'''

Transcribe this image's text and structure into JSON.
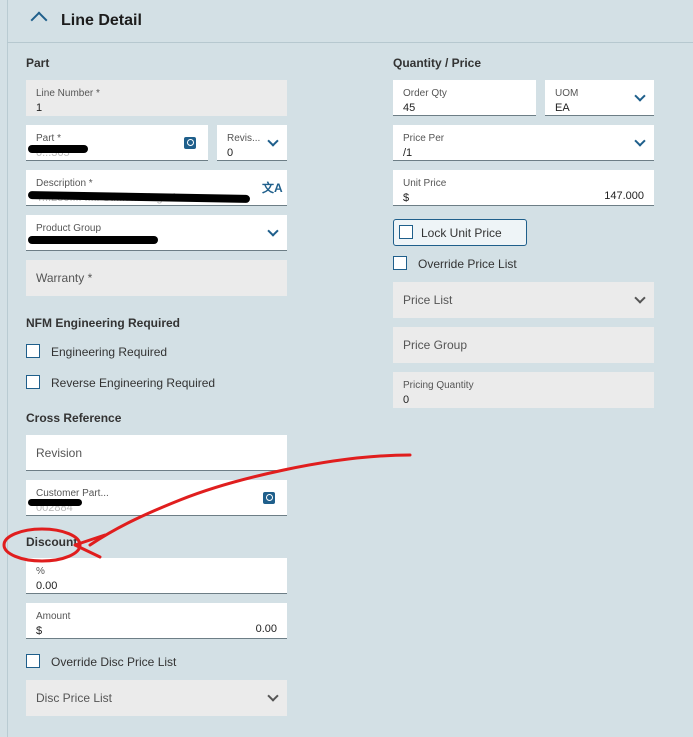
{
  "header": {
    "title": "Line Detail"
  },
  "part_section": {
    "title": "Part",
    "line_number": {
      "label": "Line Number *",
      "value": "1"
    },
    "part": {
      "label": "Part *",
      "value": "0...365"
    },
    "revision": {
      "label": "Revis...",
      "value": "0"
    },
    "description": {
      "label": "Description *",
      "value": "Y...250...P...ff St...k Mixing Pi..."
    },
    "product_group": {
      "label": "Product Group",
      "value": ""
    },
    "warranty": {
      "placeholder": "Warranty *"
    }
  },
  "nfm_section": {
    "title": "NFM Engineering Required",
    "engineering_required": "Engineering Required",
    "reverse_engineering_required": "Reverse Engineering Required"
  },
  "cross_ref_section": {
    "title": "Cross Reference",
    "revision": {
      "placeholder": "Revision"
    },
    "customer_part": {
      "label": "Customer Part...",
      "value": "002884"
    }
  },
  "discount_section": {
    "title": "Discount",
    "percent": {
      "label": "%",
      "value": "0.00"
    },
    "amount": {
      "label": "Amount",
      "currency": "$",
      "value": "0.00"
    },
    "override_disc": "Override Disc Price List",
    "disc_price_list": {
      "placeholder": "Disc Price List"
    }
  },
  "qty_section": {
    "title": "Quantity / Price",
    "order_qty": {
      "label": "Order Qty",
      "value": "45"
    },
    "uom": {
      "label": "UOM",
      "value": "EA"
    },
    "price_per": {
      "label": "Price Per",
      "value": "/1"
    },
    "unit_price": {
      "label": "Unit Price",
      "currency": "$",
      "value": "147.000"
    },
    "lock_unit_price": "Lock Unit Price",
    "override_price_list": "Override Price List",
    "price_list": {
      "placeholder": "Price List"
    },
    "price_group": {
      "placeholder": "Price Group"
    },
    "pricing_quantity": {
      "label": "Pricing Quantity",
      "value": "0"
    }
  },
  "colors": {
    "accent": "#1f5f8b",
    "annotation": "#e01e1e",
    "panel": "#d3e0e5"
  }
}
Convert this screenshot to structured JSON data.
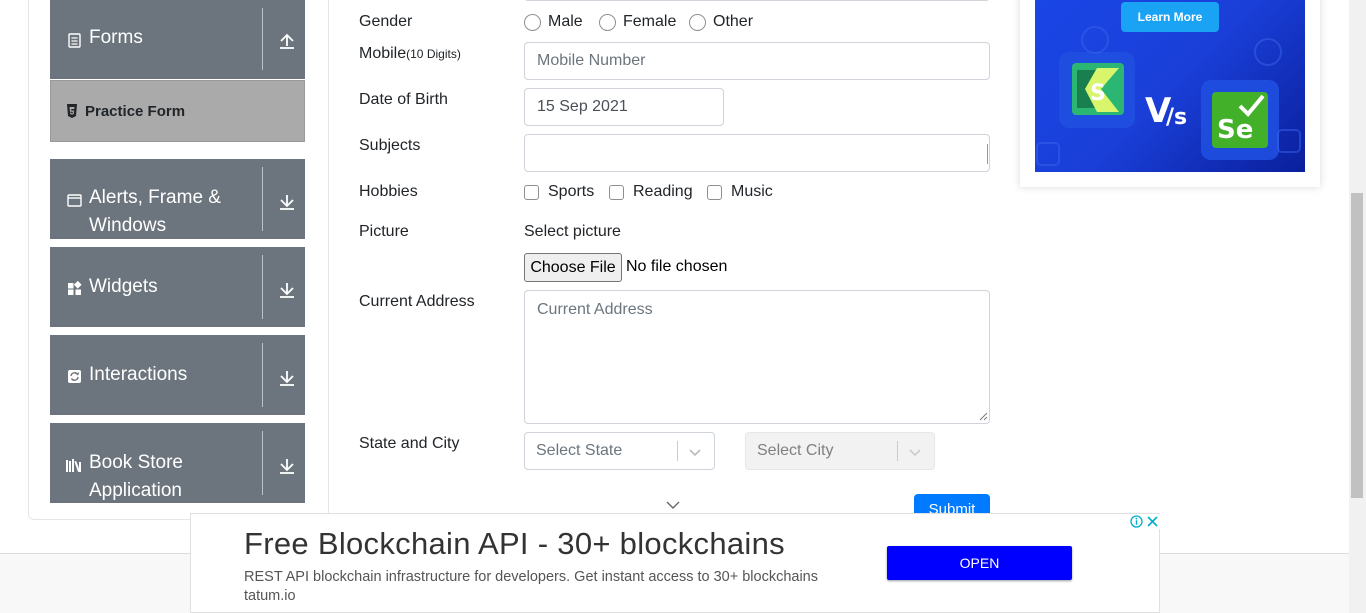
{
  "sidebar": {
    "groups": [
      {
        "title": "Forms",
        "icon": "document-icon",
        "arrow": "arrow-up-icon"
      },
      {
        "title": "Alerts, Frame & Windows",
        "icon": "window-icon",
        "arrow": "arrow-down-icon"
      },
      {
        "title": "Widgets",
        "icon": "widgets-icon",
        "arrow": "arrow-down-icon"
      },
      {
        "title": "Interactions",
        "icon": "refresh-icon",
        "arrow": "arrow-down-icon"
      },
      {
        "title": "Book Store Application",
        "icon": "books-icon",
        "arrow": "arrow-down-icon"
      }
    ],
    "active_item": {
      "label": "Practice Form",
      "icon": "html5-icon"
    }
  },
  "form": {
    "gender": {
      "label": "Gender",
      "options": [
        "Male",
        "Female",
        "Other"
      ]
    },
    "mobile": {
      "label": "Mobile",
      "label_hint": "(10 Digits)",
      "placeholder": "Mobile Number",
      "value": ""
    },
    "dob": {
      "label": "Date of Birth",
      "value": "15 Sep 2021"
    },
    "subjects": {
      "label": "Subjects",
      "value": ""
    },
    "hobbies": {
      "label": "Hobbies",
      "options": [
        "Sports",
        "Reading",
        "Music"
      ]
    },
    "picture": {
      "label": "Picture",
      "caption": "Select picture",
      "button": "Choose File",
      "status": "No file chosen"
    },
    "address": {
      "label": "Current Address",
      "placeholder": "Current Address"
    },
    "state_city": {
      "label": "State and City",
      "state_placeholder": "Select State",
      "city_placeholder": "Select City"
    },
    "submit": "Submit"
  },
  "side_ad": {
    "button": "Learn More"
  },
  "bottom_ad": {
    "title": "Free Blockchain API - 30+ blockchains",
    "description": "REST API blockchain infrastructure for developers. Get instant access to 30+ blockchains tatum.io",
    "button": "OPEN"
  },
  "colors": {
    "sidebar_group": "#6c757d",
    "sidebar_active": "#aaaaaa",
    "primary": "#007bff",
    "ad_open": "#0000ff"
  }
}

'''

- _To do_:
All of the lines above should be retyped precisely, apart from the pictures.

- _Solved problem_:
Transcribe this image's text and structure into JSON.
{
  "header": {
    "title": "Line Detail"
  },
  "part_section": {
    "title": "Part",
    "line_number": {
      "label": "Line Number *",
      "value": "1"
    },
    "part": {
      "label": "Part *",
      "value": "0...365"
    },
    "revision": {
      "label": "Revis...",
      "value": "0"
    },
    "description": {
      "label": "Description *",
      "value": "Y...250...P...ff St...k Mixing Pi..."
    },
    "product_group": {
      "label": "Product Group",
      "value": ""
    },
    "warranty": {
      "placeholder": "Warranty *"
    }
  },
  "nfm_section": {
    "title": "NFM Engineering Required",
    "engineering_required": "Engineering Required",
    "reverse_engineering_required": "Reverse Engineering Required"
  },
  "cross_ref_section": {
    "title": "Cross Reference",
    "revision": {
      "placeholder": "Revision"
    },
    "customer_part": {
      "label": "Customer Part...",
      "value": "002884"
    }
  },
  "discount_section": {
    "title": "Discount",
    "percent": {
      "label": "%",
      "value": "0.00"
    },
    "amount": {
      "label": "Amount",
      "currency": "$",
      "value": "0.00"
    },
    "override_disc": "Override Disc Price List",
    "disc_price_list": {
      "placeholder": "Disc Price List"
    }
  },
  "qty_section": {
    "title": "Quantity / Price",
    "order_qty": {
      "label": "Order Qty",
      "value": "45"
    },
    "uom": {
      "label": "UOM",
      "value": "EA"
    },
    "price_per": {
      "label": "Price Per",
      "value": "/1"
    },
    "unit_price": {
      "label": "Unit Price",
      "currency": "$",
      "value": "147.000"
    },
    "lock_unit_price": "Lock Unit Price",
    "override_price_list": "Override Price List",
    "price_list": {
      "placeholder": "Price List"
    },
    "price_group": {
      "placeholder": "Price Group"
    },
    "pricing_quantity": {
      "label": "Pricing Quantity",
      "value": "0"
    }
  },
  "colors": {
    "accent": "#1f5f8b",
    "annotation": "#e01e1e",
    "panel": "#d3e0e5"
  }
}
Convert this screenshot to structured JSON data.
{
  "sidebar": {
    "groups": [
      {
        "title": "Forms",
        "icon": "document-icon",
        "arrow": "arrow-up-icon"
      },
      {
        "title": "Alerts, Frame & Windows",
        "icon": "window-icon",
        "arrow": "arrow-down-icon"
      },
      {
        "title": "Widgets",
        "icon": "widgets-icon",
        "arrow": "arrow-down-icon"
      },
      {
        "title": "Interactions",
        "icon": "refresh-icon",
        "arrow": "arrow-down-icon"
      },
      {
        "title": "Book Store Application",
        "icon": "books-icon",
        "arrow": "arrow-down-icon"
      }
    ],
    "active_item": {
      "label": "Practice Form",
      "icon": "html5-icon"
    }
  },
  "form": {
    "gender": {
      "label": "Gender",
      "options": [
        "Male",
        "Female",
        "Other"
      ]
    },
    "mobile": {
      "label": "Mobile",
      "label_hint": "(10 Digits)",
      "placeholder": "Mobile Number",
      "value": ""
    },
    "dob": {
      "label": "Date of Birth",
      "value": "15 Sep 2021"
    },
    "subjects": {
      "label": "Subjects",
      "value": ""
    },
    "hobbies": {
      "label": "Hobbies",
      "options": [
        "Sports",
        "Reading",
        "Music"
      ]
    },
    "picture": {
      "label": "Picture",
      "caption": "Select picture",
      "button": "Choose File",
      "status": "No file chosen"
    },
    "address": {
      "label": "Current Address",
      "placeholder": "Current Address"
    },
    "state_city": {
      "label": "State and City",
      "state_placeholder": "Select State",
      "city_placeholder": "Select City"
    },
    "submit": "Submit"
  },
  "side_ad": {
    "button": "Learn More"
  },
  "bottom_ad": {
    "title": "Free Blockchain API - 30+ blockchains",
    "description": "REST API blockchain infrastructure for developers. Get instant access to 30+ blockchains tatum.io",
    "button": "OPEN"
  },
  "colors": {
    "sidebar_group": "#6c757d",
    "sidebar_active": "#aaaaaa",
    "primary": "#007bff",
    "ad_open": "#0000ff"
  }
}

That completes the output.